Below is a listing. Gather each line of it that contains "County".

**DATASET:**
___
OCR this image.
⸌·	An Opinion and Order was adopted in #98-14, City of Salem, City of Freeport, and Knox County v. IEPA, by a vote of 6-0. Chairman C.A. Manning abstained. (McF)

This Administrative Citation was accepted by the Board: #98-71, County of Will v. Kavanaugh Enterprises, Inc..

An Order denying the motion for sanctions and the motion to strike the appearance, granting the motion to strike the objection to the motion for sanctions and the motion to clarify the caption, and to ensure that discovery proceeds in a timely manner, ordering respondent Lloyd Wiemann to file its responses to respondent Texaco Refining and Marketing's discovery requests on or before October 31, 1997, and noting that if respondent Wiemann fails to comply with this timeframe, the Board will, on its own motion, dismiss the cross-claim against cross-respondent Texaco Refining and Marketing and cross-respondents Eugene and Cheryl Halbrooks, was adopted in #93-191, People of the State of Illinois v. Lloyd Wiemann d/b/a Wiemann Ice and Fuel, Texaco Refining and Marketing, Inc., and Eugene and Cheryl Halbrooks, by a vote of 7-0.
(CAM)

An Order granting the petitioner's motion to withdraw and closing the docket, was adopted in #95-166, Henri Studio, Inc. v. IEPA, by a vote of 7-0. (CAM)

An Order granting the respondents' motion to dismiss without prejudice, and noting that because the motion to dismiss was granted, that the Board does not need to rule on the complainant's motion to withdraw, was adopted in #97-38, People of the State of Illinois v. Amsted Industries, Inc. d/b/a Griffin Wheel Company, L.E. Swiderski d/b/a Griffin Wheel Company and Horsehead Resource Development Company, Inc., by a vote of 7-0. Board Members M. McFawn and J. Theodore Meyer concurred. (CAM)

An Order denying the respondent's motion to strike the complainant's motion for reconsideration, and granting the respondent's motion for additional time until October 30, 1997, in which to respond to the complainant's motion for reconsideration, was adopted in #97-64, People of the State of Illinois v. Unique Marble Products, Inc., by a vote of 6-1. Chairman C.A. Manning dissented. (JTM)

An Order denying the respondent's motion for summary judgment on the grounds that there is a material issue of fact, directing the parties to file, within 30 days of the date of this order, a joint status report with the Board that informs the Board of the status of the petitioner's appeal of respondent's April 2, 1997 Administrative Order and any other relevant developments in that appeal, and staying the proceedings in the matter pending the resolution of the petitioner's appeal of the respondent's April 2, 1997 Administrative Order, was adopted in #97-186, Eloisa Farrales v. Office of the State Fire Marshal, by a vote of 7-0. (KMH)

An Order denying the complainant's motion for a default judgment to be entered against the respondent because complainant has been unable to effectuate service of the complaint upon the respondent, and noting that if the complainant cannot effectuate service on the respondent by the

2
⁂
___
**ANSWER TO THIS TASK:**
⸌·	An Opinion and Order was adopted in #98-14, City of Salem, City of Freeport, and Knox County v. IEPA, by a vote of 6-0. Chairman C.A. Manning abstained. (McF)
This Administrative Citation was accepted by the Board: #98-71, County of Will v. Kavanaugh Enterprises, Inc..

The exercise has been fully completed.